__Direction__: Copy out each line of the material below with no changes.

----------

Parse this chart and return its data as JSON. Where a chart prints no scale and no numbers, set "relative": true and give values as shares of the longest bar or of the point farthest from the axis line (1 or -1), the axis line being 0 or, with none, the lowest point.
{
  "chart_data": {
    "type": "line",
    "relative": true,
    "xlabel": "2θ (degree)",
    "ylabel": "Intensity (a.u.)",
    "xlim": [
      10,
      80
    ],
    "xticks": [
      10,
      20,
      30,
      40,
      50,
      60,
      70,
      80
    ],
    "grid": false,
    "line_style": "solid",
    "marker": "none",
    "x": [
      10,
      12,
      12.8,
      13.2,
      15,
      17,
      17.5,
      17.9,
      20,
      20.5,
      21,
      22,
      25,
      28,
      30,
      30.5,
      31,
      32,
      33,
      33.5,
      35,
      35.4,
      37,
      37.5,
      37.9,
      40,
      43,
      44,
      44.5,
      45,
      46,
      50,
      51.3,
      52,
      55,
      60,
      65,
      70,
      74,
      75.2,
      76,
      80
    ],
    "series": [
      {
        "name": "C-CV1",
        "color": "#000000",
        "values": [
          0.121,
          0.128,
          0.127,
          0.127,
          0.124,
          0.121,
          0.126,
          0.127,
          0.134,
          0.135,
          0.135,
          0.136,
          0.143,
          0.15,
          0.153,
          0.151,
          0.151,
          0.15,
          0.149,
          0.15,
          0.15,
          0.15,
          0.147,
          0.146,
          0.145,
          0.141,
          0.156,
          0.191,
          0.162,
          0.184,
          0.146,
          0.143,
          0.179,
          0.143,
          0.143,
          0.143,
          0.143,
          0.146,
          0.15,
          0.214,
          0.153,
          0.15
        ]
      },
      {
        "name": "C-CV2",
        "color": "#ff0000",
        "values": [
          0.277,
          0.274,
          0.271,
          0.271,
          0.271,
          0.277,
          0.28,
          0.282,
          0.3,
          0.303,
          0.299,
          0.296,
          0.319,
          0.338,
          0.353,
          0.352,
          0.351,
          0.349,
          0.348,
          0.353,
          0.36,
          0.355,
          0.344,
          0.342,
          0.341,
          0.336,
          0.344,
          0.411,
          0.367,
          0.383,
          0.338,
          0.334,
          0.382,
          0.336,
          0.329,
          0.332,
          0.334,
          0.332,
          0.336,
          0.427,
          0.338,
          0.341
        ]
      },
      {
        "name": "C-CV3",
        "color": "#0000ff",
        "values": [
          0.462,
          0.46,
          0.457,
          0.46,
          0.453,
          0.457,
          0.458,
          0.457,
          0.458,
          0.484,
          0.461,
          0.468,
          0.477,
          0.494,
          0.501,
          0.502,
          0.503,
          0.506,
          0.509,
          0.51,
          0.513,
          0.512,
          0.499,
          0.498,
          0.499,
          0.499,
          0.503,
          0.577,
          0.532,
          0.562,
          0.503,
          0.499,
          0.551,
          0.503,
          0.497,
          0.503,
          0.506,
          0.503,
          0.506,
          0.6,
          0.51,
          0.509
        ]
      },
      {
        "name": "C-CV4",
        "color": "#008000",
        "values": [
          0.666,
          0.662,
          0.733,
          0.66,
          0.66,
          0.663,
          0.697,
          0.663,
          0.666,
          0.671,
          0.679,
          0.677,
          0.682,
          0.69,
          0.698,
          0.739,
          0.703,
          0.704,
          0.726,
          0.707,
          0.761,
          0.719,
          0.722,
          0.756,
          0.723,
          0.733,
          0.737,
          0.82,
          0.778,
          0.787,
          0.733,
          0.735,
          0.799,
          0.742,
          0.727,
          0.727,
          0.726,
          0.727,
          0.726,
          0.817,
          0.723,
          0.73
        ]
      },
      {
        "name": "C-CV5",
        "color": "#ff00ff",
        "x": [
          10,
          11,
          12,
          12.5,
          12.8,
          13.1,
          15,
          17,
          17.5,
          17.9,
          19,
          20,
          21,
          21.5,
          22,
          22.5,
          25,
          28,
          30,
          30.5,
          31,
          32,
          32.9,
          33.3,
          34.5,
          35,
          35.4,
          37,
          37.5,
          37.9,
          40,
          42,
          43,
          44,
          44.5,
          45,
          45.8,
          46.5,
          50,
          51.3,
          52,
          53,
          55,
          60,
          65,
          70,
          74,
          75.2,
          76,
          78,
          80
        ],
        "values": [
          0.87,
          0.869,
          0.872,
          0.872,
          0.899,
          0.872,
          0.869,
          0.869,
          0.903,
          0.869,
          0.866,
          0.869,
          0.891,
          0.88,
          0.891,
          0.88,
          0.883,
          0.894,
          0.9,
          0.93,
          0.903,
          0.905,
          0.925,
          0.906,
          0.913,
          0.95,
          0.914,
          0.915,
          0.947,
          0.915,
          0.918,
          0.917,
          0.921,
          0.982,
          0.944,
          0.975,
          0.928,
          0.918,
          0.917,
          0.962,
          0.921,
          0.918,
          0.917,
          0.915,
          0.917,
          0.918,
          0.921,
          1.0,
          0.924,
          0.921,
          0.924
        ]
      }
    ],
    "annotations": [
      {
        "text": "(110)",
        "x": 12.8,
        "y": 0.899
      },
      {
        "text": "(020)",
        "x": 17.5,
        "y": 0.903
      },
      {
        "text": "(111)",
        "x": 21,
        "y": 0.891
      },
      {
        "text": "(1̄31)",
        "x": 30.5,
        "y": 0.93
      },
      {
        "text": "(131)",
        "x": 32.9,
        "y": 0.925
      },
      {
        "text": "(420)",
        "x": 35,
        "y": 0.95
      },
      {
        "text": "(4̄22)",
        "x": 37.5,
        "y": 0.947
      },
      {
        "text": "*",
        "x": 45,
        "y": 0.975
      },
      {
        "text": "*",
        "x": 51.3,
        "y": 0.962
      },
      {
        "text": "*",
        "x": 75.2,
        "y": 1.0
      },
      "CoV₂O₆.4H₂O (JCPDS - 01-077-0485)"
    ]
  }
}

----------

__Solution to the exercise__:
Parse this chart and return its data as JSON. Where a chart prints no scale and no numbers, set "relative": true and give values as shares of the longest bar or of the point farthest from the axis line (1 or -1), the axis line being 0 or, with none, the lowest point.
{
  "chart_data": {
    "type": "line",
    "relative": true,
    "xlabel": "2θ (degree)",
    "ylabel": "Intensity (a.u.)",
    "xlim": [
      10,
      80
    ],
    "xticks": [
      10,
      20,
      30,
      40,
      50,
      60,
      70,
      80
    ],
    "grid": false,
    "line_style": "solid",
    "marker": "none",
    "x": [
      10,
      12,
      12.8,
      13.2,
      15,
      17,
      17.5,
      17.9,
      20,
      20.5,
      21,
      22,
      25,
      28,
      30,
      30.5,
      31,
      32,
      33,
      33.5,
      35,
      35.4,
      37,
      37.5,
      37.9,
      40,
      43,
      44,
      44.5,
      45,
      46,
      50,
      51.3,
      52,
      55,
      60,
      65,
      70,
      74,
      75.2,
      76,
      80
    ],
    "series": [
      {
        "name": "C-CV1",
        "color": "#000000",
        "values": [
          0.121,
          0.128,
          0.127,
          0.127,
          0.124,
          0.121,
          0.126,
          0.127,
          0.134,
          0.135,
          0.135,
          0.136,
          0.143,
          0.15,
          0.153,
          0.151,
          0.151,
          0.15,
          0.149,
          0.15,
          0.15,
          0.15,
          0.147,
          0.146,
          0.145,
          0.141,
          0.156,
          0.191,
          0.162,
          0.184,
          0.146,
          0.143,
          0.179,
          0.143,
          0.143,
          0.143,
          0.143,
          0.146,
          0.15,
          0.214,
          0.153,
          0.15
        ]
      },
      {
        "name": "C-CV2",
        "color": "#ff0000",
        "values": [
          0.277,
          0.274,
          0.271,
          0.271,
          0.271,
          0.277,
          0.28,
          0.282,
          0.3,
          0.303,
          0.299,
          0.296,
          0.319,
          0.338,
          0.353,
          0.352,
          0.351,
          0.349,
          0.348,
          0.353,
          0.36,
          0.355,
          0.344,
          0.342,
          0.341,
          0.336,
          0.344,
          0.411,
          0.367,
          0.383,
          0.338,
          0.334,
          0.382,
          0.336,
          0.329,
          0.332,
          0.334,
          0.332,
          0.336,
          0.427,
          0.338,
          0.341
        ]
      },
      {
        "name": "C-CV3",
        "color": "#0000ff",
        "values": [
          0.462,
          0.46,
          0.457,
          0.46,
          0.453,
          0.457,
          0.458,
          0.457,
          0.458,
          0.484,
          0.461,
          0.468,
          0.477,
          0.494,
          0.501,
          0.502,
          0.503,
          0.506,
          0.509,
          0.51,
          0.513,
          0.512,
          0.499,
          0.498,
          0.499,
          0.499,
          0.503,
          0.577,
          0.532,
          0.562,
          0.503,
          0.499,
          0.551,
          0.503,
          0.497,
          0.503,
          0.506,
          0.503,
          0.506,
          0.6,
          0.51,
          0.509
        ]
      },
      {
        "name": "C-CV4",
        "color": "#008000",
        "values": [
          0.666,
          0.662,
          0.733,
          0.66,
          0.66,
          0.663,
          0.697,
          0.663,
          0.666,
          0.671,
          0.679,
          0.677,
          0.682,
          0.69,
          0.698,
          0.739,
          0.703,
          0.704,
          0.726,
          0.707,
          0.761,
          0.719,
          0.722,
          0.756,
          0.723,
          0.733,
          0.737,
          0.82,
          0.778,
          0.787,
          0.733,
          0.735,
          0.799,
          0.742,
          0.727,
          0.727,
          0.726,
          0.727,
          0.726,
          0.817,
          0.723,
          0.73
        ]
      },
      {
        "name": "C-CV5",
        "color": "#ff00ff",
        "x": [
          10,
          11,
          12,
          12.5,
          12.8,
          13.1,
          15,
          17,
          17.5,
          17.9,
          19,
          20,
          21,
          21.5,
          22,
          22.5,
          25,
          28,
          30,
          30.5,
          31,
          32,
          32.9,
          33.3,
          34.5,
          35,
          35.4,
          37,
          37.5,
          37.9,
          40,
          42,
          43,
          44,
          44.5,
          45,
          45.8,
          46.5,
          50,
          51.3,
          52,
          53,
          55,
          60,
          65,
          70,
          74,
          75.2,
          76,
          78,
          80
        ],
        "values": [
          0.87,
          0.869,
          0.872,
          0.872,
          0.899,
          0.872,
          0.869,
          0.869,
          0.903,
          0.869,
          0.866,
          0.869,
          0.891,
          0.88,
          0.891,
          0.88,
          0.883,
          0.894,
          0.9,
          0.93,
          0.903,
          0.905,
          0.925,
          0.906,
          0.913,
          0.95,
          0.914,
          0.915,
          0.947,
          0.915,
          0.918,
          0.917,
          0.921,
          0.982,
          0.944,
          0.975,
          0.928,
          0.918,
          0.917,
          0.962,
          0.921,
          0.918,
          0.917,
          0.915,
          0.917,
          0.918,
          0.921,
          1.0,
          0.924,
          0.921,
          0.924
        ]
      }
    ],
    "annotations": [
      {
        "text": "(110)",
        "x": 12.8,
        "y": 0.899
      },
      {
        "text": "(020)",
        "x": 17.5,
        "y": 0.903
      },
      {
        "text": "(111)",
        "x": 21,
        "y": 0.891
      },
      {
        "text": "(1̄31)",
        "x": 30.5,
        "y": 0.93
      },
      {
        "text": "(131)",
        "x": 32.9,
        "y": 0.925
      },
      {
        "text": "(420)",
        "x": 35,
        "y": 0.95
      },
      {
        "text": "(4̄22)",
        "x": 37.5,
        "y": 0.947
      },
      {
        "text": "*",
        "x": 45,
        "y": 0.975
      },
      {
        "text": "*",
        "x": 51.3,
        "y": 0.962
      },
      {
        "text": "*",
        "x": 75.2,
        "y": 1.0
      },
      "CoV₂O₆.4H₂O (JCPDS - 01-077-0485)"
    ]
  }
}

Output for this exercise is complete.